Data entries
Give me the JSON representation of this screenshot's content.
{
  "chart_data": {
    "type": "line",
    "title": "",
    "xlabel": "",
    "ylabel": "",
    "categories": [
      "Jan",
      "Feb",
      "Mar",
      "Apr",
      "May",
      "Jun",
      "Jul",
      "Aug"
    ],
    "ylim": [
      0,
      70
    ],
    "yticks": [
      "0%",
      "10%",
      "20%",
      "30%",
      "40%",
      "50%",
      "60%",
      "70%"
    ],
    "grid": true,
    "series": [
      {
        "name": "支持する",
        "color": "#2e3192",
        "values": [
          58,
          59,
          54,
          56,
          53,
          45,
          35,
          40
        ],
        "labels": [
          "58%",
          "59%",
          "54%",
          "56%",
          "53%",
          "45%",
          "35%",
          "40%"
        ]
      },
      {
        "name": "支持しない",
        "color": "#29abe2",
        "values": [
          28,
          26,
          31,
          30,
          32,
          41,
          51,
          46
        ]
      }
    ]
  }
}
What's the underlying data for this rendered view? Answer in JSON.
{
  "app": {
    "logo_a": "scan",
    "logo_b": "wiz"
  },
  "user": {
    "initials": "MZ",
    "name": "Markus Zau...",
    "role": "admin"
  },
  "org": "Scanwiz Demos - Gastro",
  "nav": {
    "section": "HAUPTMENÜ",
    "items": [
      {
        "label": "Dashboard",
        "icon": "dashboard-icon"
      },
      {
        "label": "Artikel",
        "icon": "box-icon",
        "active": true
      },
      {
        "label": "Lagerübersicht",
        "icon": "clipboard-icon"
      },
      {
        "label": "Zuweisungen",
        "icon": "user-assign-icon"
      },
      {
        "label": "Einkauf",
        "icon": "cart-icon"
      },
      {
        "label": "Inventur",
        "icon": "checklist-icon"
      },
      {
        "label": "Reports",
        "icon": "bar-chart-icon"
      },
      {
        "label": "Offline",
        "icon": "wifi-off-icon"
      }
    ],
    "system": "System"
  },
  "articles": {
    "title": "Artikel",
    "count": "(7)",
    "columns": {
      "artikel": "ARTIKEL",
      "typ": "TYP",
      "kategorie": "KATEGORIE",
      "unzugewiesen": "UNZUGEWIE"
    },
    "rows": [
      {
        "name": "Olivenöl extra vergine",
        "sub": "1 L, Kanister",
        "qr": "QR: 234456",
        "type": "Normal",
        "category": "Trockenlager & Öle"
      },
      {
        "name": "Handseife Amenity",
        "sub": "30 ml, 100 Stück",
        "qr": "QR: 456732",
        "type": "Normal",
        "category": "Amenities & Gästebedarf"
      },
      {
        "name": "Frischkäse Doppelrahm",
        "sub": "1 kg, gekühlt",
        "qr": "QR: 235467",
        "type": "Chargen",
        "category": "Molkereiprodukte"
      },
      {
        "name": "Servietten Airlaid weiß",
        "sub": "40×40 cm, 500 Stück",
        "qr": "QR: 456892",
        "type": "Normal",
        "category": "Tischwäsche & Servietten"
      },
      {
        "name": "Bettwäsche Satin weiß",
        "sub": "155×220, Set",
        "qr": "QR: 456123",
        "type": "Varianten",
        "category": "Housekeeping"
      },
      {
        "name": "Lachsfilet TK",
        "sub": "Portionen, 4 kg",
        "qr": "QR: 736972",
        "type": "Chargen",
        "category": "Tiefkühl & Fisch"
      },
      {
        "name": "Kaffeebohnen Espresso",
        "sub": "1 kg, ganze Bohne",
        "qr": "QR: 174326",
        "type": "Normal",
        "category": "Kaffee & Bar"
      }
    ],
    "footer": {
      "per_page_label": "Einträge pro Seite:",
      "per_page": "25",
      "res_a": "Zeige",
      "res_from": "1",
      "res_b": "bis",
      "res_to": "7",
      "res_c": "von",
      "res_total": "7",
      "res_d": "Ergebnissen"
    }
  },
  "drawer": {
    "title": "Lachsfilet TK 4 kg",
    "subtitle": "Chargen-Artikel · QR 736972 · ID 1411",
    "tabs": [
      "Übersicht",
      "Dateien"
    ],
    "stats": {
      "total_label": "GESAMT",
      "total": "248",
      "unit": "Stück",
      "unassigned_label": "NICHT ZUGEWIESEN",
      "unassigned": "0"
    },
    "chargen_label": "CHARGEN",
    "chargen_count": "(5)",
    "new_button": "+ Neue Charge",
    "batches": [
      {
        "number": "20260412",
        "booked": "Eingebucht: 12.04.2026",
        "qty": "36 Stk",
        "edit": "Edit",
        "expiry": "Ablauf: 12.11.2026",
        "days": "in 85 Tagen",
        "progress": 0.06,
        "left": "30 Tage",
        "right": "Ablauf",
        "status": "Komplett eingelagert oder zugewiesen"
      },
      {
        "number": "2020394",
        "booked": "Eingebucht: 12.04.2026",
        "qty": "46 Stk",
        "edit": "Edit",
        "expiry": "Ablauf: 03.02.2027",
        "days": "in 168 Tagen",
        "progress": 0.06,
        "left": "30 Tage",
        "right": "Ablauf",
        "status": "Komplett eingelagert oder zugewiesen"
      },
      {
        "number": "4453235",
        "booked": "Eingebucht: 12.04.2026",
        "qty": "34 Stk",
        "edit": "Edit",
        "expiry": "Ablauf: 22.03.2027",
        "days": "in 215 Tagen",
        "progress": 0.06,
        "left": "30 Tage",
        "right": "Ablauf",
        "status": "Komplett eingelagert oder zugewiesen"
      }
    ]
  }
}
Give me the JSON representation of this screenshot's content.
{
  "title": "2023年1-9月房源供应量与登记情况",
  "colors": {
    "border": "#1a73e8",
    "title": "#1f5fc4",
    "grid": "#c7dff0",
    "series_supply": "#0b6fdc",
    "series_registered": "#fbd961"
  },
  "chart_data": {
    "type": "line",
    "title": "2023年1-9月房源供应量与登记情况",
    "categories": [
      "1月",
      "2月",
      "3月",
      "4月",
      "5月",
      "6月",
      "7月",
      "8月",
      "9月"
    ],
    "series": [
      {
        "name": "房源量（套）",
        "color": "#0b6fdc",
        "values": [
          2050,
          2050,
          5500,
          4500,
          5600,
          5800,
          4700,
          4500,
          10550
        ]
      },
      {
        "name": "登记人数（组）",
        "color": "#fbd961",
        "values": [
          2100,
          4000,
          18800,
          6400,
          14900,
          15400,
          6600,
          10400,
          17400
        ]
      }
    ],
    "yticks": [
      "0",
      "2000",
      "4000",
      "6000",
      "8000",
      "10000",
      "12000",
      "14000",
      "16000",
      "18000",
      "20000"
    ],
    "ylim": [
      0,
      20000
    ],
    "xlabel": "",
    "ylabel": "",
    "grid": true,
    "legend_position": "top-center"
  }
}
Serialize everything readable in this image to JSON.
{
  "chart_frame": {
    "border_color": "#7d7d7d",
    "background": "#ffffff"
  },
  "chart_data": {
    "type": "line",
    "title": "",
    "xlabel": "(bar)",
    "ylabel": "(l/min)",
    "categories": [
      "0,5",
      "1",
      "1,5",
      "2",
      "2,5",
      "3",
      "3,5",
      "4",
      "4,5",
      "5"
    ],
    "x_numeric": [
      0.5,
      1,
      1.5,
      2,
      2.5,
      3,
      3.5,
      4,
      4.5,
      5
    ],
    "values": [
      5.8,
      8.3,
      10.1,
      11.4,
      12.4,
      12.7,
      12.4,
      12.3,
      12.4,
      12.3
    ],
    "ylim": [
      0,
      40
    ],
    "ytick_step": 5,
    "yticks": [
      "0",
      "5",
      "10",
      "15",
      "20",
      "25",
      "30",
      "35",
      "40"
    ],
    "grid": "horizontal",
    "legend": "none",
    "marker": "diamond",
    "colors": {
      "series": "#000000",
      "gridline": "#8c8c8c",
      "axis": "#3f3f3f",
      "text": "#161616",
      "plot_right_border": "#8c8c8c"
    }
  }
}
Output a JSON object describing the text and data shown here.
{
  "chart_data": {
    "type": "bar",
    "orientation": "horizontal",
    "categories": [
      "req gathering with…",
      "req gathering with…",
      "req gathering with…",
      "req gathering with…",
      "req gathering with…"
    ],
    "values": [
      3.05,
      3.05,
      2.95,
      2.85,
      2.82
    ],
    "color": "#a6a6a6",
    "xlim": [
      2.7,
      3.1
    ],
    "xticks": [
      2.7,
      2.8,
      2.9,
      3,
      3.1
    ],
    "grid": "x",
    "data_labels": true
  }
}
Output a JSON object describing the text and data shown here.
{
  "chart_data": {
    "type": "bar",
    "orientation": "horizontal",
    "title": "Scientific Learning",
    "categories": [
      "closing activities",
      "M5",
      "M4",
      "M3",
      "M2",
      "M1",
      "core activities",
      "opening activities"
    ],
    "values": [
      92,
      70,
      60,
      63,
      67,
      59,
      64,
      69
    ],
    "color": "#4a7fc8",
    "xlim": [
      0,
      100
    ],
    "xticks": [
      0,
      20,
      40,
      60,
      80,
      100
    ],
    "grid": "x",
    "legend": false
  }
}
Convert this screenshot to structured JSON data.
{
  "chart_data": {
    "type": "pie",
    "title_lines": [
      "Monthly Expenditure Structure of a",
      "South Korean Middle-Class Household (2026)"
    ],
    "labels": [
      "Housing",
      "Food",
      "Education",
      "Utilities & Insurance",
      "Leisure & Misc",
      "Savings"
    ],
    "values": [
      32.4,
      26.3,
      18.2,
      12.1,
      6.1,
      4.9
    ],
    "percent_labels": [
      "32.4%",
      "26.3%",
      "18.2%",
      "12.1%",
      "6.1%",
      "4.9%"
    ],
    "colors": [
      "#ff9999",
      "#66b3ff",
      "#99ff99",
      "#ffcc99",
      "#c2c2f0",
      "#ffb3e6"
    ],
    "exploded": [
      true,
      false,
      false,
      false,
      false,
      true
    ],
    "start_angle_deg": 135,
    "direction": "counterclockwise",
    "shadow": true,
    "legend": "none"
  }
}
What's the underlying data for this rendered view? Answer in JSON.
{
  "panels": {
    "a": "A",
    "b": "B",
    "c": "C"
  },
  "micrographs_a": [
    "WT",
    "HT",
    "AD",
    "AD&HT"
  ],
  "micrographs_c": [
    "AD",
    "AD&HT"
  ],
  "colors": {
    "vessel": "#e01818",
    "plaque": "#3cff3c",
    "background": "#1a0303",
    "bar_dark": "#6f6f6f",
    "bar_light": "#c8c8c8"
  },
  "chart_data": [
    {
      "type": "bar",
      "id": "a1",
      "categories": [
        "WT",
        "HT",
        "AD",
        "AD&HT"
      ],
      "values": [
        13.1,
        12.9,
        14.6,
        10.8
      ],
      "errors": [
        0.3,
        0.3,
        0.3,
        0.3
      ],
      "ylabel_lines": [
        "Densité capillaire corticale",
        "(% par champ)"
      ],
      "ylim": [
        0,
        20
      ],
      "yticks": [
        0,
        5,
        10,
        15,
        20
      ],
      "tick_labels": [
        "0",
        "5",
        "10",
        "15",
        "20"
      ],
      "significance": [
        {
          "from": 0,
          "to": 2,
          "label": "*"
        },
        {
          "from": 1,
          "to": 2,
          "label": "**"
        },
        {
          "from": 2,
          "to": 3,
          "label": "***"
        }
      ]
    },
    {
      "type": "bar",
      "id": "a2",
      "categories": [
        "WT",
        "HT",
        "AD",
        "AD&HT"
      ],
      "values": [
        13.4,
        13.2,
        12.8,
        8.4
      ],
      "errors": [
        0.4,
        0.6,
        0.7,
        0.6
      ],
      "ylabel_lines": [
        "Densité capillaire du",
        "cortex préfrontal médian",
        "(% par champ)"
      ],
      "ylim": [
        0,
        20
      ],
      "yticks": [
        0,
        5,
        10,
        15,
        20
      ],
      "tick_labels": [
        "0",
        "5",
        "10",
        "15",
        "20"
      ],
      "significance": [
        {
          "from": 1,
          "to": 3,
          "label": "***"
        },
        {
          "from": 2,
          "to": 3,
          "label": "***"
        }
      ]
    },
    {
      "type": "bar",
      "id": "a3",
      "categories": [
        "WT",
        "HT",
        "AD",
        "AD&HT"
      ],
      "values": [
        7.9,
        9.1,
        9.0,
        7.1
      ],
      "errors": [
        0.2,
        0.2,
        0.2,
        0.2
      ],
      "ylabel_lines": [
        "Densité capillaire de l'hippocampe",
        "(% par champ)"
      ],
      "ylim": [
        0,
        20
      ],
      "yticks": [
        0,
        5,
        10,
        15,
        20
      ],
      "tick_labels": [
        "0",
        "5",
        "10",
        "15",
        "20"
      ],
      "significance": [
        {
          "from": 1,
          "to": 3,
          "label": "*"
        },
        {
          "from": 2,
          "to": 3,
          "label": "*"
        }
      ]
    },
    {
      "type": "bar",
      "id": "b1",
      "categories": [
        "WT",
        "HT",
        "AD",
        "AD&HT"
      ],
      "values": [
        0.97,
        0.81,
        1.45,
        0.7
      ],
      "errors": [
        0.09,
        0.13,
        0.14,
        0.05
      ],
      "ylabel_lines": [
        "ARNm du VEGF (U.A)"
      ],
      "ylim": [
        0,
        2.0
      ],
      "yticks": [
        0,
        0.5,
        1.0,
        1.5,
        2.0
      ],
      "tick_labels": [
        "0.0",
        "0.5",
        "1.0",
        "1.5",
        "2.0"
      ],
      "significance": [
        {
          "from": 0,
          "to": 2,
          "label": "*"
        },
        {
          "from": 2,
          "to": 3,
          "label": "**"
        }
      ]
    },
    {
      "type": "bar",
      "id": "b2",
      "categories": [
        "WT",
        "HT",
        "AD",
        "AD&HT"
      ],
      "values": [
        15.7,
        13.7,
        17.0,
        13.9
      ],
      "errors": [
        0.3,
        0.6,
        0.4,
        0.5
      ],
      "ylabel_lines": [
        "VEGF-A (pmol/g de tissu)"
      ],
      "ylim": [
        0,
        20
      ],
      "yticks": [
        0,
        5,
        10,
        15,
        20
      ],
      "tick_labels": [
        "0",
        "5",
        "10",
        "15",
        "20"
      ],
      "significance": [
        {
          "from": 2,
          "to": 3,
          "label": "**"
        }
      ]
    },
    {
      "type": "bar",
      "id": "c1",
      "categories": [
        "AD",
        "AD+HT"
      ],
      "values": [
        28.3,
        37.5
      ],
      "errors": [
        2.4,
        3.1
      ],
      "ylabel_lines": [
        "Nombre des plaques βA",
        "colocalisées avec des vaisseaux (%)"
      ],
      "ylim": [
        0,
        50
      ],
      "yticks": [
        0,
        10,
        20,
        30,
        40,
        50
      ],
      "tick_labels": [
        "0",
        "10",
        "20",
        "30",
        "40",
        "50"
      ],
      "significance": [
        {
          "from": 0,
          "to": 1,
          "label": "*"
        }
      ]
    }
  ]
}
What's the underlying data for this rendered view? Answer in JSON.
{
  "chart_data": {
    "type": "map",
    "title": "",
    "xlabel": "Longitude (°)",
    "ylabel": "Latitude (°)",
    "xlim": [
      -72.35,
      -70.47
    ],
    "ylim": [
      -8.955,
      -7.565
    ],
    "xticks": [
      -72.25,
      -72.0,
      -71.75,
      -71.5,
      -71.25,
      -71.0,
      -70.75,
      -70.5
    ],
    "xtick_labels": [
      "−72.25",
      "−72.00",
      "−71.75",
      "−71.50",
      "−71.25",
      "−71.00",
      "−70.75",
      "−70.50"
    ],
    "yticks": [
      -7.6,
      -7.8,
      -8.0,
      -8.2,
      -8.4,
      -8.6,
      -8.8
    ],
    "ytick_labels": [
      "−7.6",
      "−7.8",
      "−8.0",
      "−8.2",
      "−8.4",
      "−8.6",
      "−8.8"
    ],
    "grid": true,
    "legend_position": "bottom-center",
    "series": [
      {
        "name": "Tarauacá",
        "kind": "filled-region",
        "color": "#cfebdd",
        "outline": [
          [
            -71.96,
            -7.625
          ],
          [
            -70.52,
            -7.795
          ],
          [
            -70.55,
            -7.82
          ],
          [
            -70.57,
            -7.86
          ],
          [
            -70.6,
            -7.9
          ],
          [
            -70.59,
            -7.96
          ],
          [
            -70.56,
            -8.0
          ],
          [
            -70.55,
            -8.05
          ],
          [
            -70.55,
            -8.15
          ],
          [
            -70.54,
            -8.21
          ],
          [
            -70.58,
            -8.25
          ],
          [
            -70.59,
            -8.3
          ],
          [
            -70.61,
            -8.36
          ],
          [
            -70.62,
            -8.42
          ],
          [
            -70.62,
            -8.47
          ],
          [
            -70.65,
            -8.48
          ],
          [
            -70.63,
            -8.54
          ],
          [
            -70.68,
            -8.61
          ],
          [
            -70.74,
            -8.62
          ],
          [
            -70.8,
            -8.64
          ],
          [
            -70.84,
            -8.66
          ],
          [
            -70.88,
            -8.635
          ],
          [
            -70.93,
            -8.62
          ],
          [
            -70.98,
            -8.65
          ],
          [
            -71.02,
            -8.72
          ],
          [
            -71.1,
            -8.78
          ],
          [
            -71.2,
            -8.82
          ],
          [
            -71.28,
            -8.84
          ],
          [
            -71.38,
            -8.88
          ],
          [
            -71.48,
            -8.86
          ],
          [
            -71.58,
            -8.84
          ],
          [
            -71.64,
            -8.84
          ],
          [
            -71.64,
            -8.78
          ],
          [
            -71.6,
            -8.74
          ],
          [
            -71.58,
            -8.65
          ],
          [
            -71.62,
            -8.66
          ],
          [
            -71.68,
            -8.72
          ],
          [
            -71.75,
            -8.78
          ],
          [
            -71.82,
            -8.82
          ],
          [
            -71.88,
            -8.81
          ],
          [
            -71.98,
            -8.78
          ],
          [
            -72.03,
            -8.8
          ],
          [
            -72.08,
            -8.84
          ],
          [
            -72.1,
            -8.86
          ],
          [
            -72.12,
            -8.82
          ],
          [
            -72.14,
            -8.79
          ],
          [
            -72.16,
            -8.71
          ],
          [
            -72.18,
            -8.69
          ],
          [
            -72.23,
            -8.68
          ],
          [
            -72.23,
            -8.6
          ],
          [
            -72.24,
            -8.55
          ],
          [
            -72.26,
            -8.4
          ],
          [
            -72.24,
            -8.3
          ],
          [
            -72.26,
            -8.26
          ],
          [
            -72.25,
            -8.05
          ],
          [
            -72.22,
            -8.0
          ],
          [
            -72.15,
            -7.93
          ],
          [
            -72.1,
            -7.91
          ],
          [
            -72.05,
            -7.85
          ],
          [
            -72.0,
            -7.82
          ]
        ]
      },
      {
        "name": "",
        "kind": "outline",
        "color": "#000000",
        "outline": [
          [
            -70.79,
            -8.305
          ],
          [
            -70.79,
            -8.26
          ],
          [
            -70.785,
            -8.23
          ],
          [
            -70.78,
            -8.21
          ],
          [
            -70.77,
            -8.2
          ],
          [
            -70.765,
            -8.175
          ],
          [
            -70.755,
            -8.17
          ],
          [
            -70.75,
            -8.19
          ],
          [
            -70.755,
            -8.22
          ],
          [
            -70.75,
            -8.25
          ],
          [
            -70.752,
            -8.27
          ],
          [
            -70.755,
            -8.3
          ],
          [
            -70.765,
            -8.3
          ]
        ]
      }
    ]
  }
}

# JOB:
Your answer should be a single number: the count of lines in the data that include the word "days".

# IN RESPONSE:
3